Determine how many lines include the string "type". Output that number only.

--------------------

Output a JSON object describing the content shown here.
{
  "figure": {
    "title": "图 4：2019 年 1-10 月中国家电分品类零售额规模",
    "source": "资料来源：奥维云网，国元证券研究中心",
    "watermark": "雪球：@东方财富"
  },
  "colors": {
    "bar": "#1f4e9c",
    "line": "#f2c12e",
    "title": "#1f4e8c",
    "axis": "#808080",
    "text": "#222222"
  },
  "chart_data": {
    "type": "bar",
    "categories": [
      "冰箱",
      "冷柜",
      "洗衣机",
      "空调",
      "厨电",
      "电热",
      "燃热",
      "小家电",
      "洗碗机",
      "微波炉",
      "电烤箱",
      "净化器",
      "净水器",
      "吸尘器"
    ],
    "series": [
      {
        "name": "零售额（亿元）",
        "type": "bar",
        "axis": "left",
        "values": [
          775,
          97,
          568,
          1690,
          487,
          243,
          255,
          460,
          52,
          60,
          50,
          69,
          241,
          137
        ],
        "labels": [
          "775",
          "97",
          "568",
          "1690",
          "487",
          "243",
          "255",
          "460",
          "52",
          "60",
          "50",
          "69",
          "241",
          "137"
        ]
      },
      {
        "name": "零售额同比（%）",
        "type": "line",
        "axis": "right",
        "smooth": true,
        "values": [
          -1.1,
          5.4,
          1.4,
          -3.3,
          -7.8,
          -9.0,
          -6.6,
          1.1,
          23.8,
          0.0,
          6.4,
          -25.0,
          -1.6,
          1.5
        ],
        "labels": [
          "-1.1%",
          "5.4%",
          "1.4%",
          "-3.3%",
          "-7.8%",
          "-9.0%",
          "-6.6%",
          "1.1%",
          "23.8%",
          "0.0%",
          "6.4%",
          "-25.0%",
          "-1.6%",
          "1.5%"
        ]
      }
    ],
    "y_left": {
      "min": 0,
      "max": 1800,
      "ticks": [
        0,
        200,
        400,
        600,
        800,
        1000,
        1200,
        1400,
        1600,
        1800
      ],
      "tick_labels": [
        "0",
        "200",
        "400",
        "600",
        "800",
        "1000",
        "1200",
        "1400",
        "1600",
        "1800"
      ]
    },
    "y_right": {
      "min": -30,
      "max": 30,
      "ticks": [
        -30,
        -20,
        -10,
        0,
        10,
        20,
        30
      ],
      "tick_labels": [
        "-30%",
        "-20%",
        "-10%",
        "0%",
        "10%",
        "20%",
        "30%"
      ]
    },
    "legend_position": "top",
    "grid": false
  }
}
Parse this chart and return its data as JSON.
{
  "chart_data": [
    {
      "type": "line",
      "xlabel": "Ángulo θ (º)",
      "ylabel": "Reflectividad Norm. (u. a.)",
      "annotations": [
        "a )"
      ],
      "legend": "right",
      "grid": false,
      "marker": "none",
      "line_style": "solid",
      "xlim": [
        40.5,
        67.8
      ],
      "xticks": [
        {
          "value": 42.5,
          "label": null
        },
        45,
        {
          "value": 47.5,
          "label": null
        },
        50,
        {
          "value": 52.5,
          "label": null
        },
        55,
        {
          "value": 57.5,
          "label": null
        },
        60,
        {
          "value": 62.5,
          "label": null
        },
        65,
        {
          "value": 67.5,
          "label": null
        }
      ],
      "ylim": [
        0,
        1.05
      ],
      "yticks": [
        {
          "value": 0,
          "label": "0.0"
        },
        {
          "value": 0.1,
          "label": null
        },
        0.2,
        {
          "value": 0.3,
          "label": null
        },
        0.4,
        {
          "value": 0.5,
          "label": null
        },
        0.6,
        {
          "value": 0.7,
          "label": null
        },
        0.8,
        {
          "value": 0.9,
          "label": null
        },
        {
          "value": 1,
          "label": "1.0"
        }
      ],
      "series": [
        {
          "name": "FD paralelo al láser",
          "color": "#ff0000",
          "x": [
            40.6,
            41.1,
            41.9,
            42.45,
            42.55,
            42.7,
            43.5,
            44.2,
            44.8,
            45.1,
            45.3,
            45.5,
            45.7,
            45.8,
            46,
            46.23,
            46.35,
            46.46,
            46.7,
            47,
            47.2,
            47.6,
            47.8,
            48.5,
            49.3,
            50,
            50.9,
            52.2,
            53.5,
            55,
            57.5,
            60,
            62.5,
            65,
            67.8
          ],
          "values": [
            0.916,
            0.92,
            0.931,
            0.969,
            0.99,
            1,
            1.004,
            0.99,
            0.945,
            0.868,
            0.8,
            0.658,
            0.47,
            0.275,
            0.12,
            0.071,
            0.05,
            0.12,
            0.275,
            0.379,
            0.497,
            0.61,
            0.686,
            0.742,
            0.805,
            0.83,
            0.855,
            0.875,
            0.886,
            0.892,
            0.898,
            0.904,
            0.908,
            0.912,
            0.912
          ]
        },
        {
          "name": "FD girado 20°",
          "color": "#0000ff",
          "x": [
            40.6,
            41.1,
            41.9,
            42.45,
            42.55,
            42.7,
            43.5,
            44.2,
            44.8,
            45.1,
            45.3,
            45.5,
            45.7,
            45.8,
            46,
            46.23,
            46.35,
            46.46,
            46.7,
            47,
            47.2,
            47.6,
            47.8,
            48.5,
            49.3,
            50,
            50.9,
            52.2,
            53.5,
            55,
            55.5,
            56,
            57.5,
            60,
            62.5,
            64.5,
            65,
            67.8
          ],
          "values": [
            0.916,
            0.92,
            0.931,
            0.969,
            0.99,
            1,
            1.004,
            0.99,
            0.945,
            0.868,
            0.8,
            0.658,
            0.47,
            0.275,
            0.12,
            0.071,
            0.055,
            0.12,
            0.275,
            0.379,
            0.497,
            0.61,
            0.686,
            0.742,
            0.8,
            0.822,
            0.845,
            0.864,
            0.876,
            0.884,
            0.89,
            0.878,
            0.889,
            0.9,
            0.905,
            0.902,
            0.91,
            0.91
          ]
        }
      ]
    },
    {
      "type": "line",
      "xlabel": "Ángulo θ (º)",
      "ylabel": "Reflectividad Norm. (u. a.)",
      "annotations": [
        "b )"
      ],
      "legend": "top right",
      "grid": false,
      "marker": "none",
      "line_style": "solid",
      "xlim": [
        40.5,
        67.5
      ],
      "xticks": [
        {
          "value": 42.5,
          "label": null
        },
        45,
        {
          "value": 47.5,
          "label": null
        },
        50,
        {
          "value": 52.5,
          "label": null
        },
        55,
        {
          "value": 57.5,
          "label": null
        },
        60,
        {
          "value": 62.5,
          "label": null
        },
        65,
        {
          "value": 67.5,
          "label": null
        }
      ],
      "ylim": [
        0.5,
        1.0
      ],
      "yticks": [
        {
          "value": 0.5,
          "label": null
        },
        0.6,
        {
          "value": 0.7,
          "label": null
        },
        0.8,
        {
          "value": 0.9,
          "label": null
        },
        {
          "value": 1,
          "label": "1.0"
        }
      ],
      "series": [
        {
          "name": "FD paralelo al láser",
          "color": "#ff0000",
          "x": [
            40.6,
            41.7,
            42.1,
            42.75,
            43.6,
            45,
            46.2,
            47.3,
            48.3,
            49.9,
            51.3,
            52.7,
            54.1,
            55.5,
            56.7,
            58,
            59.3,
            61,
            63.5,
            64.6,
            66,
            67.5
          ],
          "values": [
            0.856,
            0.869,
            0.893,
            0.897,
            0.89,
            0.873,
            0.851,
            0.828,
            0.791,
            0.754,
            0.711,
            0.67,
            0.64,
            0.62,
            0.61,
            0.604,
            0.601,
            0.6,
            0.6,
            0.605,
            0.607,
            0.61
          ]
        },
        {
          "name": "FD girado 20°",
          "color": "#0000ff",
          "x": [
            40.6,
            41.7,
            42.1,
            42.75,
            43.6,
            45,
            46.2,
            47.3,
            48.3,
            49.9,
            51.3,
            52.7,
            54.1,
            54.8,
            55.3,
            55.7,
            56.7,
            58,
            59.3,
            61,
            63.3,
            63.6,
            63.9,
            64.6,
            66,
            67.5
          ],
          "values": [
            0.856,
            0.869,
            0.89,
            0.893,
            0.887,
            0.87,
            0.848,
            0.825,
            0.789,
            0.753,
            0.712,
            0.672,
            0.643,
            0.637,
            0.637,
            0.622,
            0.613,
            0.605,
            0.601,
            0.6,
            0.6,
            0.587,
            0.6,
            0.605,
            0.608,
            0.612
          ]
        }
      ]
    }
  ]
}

--------------------

→ Finished answer
5